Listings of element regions
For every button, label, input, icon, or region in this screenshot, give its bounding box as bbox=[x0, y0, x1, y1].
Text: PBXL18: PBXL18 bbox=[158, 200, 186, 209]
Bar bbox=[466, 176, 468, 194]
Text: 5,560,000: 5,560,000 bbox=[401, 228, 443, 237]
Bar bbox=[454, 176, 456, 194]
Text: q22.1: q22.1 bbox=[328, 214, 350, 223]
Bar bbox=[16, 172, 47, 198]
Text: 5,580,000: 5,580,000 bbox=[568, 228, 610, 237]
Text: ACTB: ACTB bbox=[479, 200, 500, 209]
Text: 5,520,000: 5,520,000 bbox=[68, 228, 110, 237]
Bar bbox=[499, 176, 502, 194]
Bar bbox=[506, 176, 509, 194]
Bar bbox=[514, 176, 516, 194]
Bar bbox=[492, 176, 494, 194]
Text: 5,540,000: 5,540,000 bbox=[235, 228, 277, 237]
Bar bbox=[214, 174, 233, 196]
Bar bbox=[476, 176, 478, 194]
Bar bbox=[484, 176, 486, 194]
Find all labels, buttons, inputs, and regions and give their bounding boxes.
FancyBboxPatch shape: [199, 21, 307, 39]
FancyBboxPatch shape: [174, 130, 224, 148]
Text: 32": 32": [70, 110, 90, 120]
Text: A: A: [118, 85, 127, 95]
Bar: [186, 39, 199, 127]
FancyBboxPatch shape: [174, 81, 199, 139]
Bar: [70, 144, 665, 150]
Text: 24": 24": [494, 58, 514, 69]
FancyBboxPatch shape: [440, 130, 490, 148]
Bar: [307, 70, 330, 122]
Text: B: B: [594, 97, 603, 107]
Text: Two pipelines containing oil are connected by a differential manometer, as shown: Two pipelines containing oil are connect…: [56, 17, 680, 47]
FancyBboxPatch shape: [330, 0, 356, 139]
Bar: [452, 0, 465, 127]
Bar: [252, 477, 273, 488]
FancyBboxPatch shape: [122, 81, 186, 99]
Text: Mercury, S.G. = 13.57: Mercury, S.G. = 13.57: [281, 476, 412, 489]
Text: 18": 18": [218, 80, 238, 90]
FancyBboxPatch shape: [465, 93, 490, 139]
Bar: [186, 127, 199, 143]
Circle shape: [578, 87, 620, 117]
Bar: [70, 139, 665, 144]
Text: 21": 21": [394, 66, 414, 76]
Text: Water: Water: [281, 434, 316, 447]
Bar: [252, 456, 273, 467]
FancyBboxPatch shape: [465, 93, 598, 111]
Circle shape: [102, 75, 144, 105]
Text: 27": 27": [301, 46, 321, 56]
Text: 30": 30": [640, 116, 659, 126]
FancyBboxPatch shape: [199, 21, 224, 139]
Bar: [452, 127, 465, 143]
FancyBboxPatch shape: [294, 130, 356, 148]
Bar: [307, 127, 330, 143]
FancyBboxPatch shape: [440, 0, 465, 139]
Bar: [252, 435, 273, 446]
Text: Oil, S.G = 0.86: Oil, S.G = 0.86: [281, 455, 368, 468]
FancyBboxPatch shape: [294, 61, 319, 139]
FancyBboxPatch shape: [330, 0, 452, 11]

▶ [Set task]: Reproduce every line of the items above without changing a single character.

▶ [Final result]:
For every button, label, input, icon, or region in this screenshot, give its bounding box as bbox=[x0, y0, x1, y1].
Text: PBXL18: PBXL18 bbox=[158, 200, 186, 209]
Bar bbox=[466, 176, 468, 194]
Text: 5,560,000: 5,560,000 bbox=[401, 228, 443, 237]
Bar bbox=[454, 176, 456, 194]
Text: q22.1: q22.1 bbox=[328, 214, 350, 223]
Bar bbox=[16, 172, 47, 198]
Text: 5,580,000: 5,580,000 bbox=[568, 228, 610, 237]
Text: ACTB: ACTB bbox=[479, 200, 500, 209]
Text: 5,520,000: 5,520,000 bbox=[68, 228, 110, 237]
Bar bbox=[499, 176, 502, 194]
Bar bbox=[506, 176, 509, 194]
Bar bbox=[514, 176, 516, 194]
Bar bbox=[492, 176, 494, 194]
Text: 5,540,000: 5,540,000 bbox=[235, 228, 277, 237]
Bar bbox=[214, 174, 233, 196]
Bar bbox=[476, 176, 478, 194]
Bar bbox=[484, 176, 486, 194]
Find all labels, buttons, inputs, and regions and give their bounding boxes.
FancyBboxPatch shape: [199, 21, 307, 39]
FancyBboxPatch shape: [174, 130, 224, 148]
Text: 32": 32": [70, 110, 90, 120]
Text: A: A: [118, 85, 127, 95]
Bar: [186, 39, 199, 127]
FancyBboxPatch shape: [174, 81, 199, 139]
Bar: [70, 144, 665, 150]
Text: 24": 24": [494, 58, 514, 69]
FancyBboxPatch shape: [440, 130, 490, 148]
Bar: [307, 70, 330, 122]
Text: B: B: [594, 97, 603, 107]
Text: Two pipelines containing oil are connected by a differential manometer, as shown: Two pipelines containing oil are connect…: [56, 17, 680, 47]
FancyBboxPatch shape: [330, 0, 356, 139]
Bar: [452, 0, 465, 127]
Bar: [252, 477, 273, 488]
FancyBboxPatch shape: [122, 81, 186, 99]
Text: Mercury, S.G. = 13.57: Mercury, S.G. = 13.57: [281, 476, 412, 489]
Text: 18": 18": [218, 80, 238, 90]
FancyBboxPatch shape: [465, 93, 490, 139]
Bar: [186, 127, 199, 143]
Circle shape: [578, 87, 620, 117]
Bar: [70, 139, 665, 144]
Text: 21": 21": [394, 66, 414, 76]
Text: Water: Water: [281, 434, 316, 447]
Bar: [252, 456, 273, 467]
FancyBboxPatch shape: [465, 93, 598, 111]
Circle shape: [102, 75, 144, 105]
Text: 27": 27": [301, 46, 321, 56]
Text: 30": 30": [640, 116, 659, 126]
FancyBboxPatch shape: [199, 21, 224, 139]
Bar: [452, 127, 465, 143]
FancyBboxPatch shape: [294, 130, 356, 148]
Bar: [307, 127, 330, 143]
FancyBboxPatch shape: [440, 0, 465, 139]
Bar: [252, 435, 273, 446]
Text: Oil, S.G = 0.86: Oil, S.G = 0.86: [281, 455, 368, 468]
FancyBboxPatch shape: [294, 61, 319, 139]
FancyBboxPatch shape: [330, 0, 452, 11]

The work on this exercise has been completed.